+++ INPUT MATERIAL

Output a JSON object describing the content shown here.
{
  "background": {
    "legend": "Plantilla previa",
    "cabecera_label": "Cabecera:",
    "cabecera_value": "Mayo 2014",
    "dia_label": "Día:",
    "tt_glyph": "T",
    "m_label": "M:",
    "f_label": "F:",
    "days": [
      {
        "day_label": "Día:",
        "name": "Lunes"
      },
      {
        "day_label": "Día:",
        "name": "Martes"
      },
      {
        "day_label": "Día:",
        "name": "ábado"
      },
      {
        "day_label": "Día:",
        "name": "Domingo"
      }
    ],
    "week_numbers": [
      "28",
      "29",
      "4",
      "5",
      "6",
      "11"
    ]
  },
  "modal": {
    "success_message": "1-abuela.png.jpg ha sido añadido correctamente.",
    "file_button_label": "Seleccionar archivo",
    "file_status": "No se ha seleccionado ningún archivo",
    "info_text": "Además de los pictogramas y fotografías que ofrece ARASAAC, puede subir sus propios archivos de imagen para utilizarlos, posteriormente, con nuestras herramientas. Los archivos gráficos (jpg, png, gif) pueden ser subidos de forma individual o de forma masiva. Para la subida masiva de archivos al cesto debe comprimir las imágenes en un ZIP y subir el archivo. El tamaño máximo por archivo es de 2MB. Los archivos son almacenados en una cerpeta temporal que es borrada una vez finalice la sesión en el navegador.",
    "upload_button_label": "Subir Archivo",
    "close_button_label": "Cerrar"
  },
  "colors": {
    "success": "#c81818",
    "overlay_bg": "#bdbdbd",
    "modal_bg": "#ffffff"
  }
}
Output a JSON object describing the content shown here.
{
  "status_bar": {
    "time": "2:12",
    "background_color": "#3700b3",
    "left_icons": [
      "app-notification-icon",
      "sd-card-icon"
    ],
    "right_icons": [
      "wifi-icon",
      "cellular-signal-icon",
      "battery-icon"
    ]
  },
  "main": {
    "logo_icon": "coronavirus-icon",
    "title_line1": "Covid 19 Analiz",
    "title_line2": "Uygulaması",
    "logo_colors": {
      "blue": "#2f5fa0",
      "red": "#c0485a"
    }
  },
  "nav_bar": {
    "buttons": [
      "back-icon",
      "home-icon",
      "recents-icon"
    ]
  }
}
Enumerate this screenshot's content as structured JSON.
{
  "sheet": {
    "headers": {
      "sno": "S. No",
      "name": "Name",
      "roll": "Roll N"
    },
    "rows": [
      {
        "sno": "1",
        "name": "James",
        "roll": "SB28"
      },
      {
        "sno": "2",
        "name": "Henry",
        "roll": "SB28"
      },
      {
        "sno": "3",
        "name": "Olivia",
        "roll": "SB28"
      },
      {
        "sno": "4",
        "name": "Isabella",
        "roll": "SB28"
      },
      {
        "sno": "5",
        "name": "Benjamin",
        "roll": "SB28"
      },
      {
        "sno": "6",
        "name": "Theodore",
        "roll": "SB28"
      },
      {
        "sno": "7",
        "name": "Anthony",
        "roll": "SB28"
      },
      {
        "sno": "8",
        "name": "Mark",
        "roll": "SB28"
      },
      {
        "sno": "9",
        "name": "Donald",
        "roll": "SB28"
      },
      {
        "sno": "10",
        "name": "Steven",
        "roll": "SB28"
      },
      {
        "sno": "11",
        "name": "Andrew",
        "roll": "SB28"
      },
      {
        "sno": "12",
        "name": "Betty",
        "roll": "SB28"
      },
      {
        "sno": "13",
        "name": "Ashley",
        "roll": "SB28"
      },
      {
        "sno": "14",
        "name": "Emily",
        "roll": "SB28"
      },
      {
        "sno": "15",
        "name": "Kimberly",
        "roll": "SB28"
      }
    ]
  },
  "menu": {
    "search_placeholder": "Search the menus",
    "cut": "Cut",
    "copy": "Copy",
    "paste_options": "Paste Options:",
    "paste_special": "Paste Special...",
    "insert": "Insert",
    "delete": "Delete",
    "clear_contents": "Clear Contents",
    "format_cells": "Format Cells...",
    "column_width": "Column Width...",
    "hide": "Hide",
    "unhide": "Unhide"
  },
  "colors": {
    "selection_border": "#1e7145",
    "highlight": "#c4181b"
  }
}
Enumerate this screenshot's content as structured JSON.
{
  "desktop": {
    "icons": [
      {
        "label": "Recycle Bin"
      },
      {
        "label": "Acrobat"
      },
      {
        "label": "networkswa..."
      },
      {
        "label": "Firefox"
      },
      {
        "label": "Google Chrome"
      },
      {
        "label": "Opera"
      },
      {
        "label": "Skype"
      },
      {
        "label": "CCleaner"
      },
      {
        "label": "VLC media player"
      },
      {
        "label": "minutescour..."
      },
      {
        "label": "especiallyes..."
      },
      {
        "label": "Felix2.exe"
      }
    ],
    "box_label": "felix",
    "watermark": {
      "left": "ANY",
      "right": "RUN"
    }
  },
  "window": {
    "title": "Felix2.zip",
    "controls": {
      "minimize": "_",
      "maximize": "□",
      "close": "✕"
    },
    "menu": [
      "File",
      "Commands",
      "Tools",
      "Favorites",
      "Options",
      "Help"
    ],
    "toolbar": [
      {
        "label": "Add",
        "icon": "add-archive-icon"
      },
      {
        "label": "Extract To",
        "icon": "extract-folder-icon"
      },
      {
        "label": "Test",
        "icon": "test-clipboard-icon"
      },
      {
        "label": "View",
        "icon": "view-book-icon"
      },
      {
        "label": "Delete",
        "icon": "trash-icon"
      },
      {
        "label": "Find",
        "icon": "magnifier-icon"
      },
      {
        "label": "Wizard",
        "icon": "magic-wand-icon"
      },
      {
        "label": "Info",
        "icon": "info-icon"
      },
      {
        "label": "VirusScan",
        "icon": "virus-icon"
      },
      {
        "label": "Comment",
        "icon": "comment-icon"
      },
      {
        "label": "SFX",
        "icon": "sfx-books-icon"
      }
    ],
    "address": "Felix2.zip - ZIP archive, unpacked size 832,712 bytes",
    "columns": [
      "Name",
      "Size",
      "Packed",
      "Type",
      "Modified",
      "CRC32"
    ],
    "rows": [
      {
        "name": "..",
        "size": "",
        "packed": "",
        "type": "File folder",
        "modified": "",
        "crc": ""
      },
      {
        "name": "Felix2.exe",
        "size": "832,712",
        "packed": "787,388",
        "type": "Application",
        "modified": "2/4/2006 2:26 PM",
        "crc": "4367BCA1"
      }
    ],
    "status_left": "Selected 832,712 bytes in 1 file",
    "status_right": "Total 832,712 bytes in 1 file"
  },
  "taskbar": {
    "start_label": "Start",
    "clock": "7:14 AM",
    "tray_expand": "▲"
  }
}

++++++

◆ PROBLEM: Every entry should be duplicated exactly as written.

◆ ANSWER BOX:
Output a JSON object describing the content shown here.
{
  "background": {
    "legend": "Plantilla previa",
    "cabecera_label": "Cabecera:",
    "cabecera_value": "Mayo 2014",
    "dia_label": "Día:",
    "tt_glyph": "T",
    "m_label": "M:",
    "f_label": "F:",
    "days": [
      {
        "day_label": "Día:",
        "name": "Lunes"
      },
      {
        "day_label": "Día:",
        "name": "Martes"
      },
      {
        "day_label": "Día:",
        "name": "ábado"
      },
      {
        "day_label": "Día:",
        "name": "Domingo"
      }
    ],
    "week_numbers": [
      "28",
      "29",
      "4",
      "5",
      "6",
      "11"
    ]
  },
  "modal": {
    "success_message": "1-abuela.png.jpg ha sido añadido correctamente.",
    "file_button_label": "Seleccionar archivo",
    "file_status": "No se ha seleccionado ningún archivo",
    "info_text": "Además de los pictogramas y fotografías que ofrece ARASAAC, puede subir sus propios archivos de imagen para utilizarlos, posteriormente, con nuestras herramientas. Los archivos gráficos (jpg, png, gif) pueden ser subidos de forma individual o de forma masiva. Para la subida masiva de archivos al cesto debe comprimir las imágenes en un ZIP y subir el archivo. El tamaño máximo por archivo es de 2MB. Los archivos son almacenados en una cerpeta temporal que es borrada una vez finalice la sesión en el navegador.",
    "upload_button_label": "Subir Archivo",
    "close_button_label": "Cerrar"
  },
  "colors": {
    "success": "#c81818",
    "overlay_bg": "#bdbdbd",
    "modal_bg": "#ffffff"
  }
}
Output a JSON object describing the content shown here.
{
  "status_bar": {
    "time": "2:12",
    "background_color": "#3700b3",
    "left_icons": [
      "app-notification-icon",
      "sd-card-icon"
    ],
    "right_icons": [
      "wifi-icon",
      "cellular-signal-icon",
      "battery-icon"
    ]
  },
  "main": {
    "logo_icon": "coronavirus-icon",
    "title_line1": "Covid 19 Analiz",
    "title_line2": "Uygulaması",
    "logo_colors": {
      "blue": "#2f5fa0",
      "red": "#c0485a"
    }
  },
  "nav_bar": {
    "buttons": [
      "back-icon",
      "home-icon",
      "recents-icon"
    ]
  }
}
Enumerate this screenshot's content as structured JSON.
{
  "sheet": {
    "headers": {
      "sno": "S. No",
      "name": "Name",
      "roll": "Roll N"
    },
    "rows": [
      {
        "sno": "1",
        "name": "James",
        "roll": "SB28"
      },
      {
        "sno": "2",
        "name": "Henry",
        "roll": "SB28"
      },
      {
        "sno": "3",
        "name": "Olivia",
        "roll": "SB28"
      },
      {
        "sno": "4",
        "name": "Isabella",
        "roll": "SB28"
      },
      {
        "sno": "5",
        "name": "Benjamin",
        "roll": "SB28"
      },
      {
        "sno": "6",
        "name": "Theodore",
        "roll": "SB28"
      },
      {
        "sno": "7",
        "name": "Anthony",
        "roll": "SB28"
      },
      {
        "sno": "8",
        "name": "Mark",
        "roll": "SB28"
      },
      {
        "sno": "9",
        "name": "Donald",
        "roll": "SB28"
      },
      {
        "sno": "10",
        "name": "Steven",
        "roll": "SB28"
      },
      {
        "sno": "11",
        "name": "Andrew",
        "roll": "SB28"
      },
      {
        "sno": "12",
        "name": "Betty",
        "roll": "SB28"
      },
      {
        "sno": "13",
        "name": "Ashley",
        "roll": "SB28"
      },
      {
        "sno": "14",
        "name": "Emily",
        "roll": "SB28"
      },
      {
        "sno": "15",
        "name": "Kimberly",
        "roll": "SB28"
      }
    ]
  },
  "menu": {
    "search_placeholder": "Search the menus",
    "cut": "Cut",
    "copy": "Copy",
    "paste_options": "Paste Options:",
    "paste_special": "Paste Special...",
    "insert": "Insert",
    "delete": "Delete",
    "clear_contents": "Clear Contents",
    "format_cells": "Format Cells...",
    "column_width": "Column Width...",
    "hide": "Hide",
    "unhide": "Unhide"
  },
  "colors": {
    "selection_border": "#1e7145",
    "highlight": "#c4181b"
  }
}
Enumerate this screenshot's content as structured JSON.
{
  "desktop": {
    "icons": [
      {
        "label": "Recycle Bin"
      },
      {
        "label": "Acrobat"
      },
      {
        "label": "networkswa..."
      },
      {
        "label": "Firefox"
      },
      {
        "label": "Google Chrome"
      },
      {
        "label": "Opera"
      },
      {
        "label": "Skype"
      },
      {
        "label": "CCleaner"
      },
      {
        "label": "VLC media player"
      },
      {
        "label": "minutescour..."
      },
      {
        "label": "especiallyes..."
      },
      {
        "label": "Felix2.exe"
      }
    ],
    "box_label": "felix",
    "watermark": {
      "left": "ANY",
      "right": "RUN"
    }
  },
  "window": {
    "title": "Felix2.zip",
    "controls": {
      "minimize": "_",
      "maximize": "□",
      "close": "✕"
    },
    "menu": [
      "File",
      "Commands",
      "Tools",
      "Favorites",
      "Options",
      "Help"
    ],
    "toolbar": [
      {
        "label": "Add",
        "icon": "add-archive-icon"
      },
      {
        "label": "Extract To",
        "icon": "extract-folder-icon"
      },
      {
        "label": "Test",
        "icon": "test-clipboard-icon"
      },
      {
        "label": "View",
        "icon": "view-book-icon"
      },
      {
        "label": "Delete",
        "icon": "trash-icon"
      },
      {
        "label": "Find",
        "icon": "magnifier-icon"
      },
      {
        "label": "Wizard",
        "icon": "magic-wand-icon"
      },
      {
        "label": "Info",
        "icon": "info-icon"
      },
      {
        "label": "VirusScan",
        "icon": "virus-icon"
      },
      {
        "label": "Comment",
        "icon": "comment-icon"
      },
      {
        "label": "SFX",
        "icon": "sfx-books-icon"
      }
    ],
    "address": "Felix2.zip - ZIP archive, unpacked size 832,712 bytes",
    "columns": [
      "Name",
      "Size",
      "Packed",
      "Type",
      "Modified",
      "CRC32"
    ],
    "rows": [
      {
        "name": "..",
        "size": "",
        "packed": "",
        "type": "File folder",
        "modified": "",
        "crc": ""
      },
      {
        "name": "Felix2.exe",
        "size": "832,712",
        "packed": "787,388",
        "type": "Application",
        "modified": "2/4/2006 2:26 PM",
        "crc": "4367BCA1"
      }
    ],
    "status_left": "Selected 832,712 bytes in 1 file",
    "status_right": "Total 832,712 bytes in 1 file"
  },
  "taskbar": {
    "start_label": "Start",
    "clock": "7:14 AM",
    "tray_expand": "▲"
  }
}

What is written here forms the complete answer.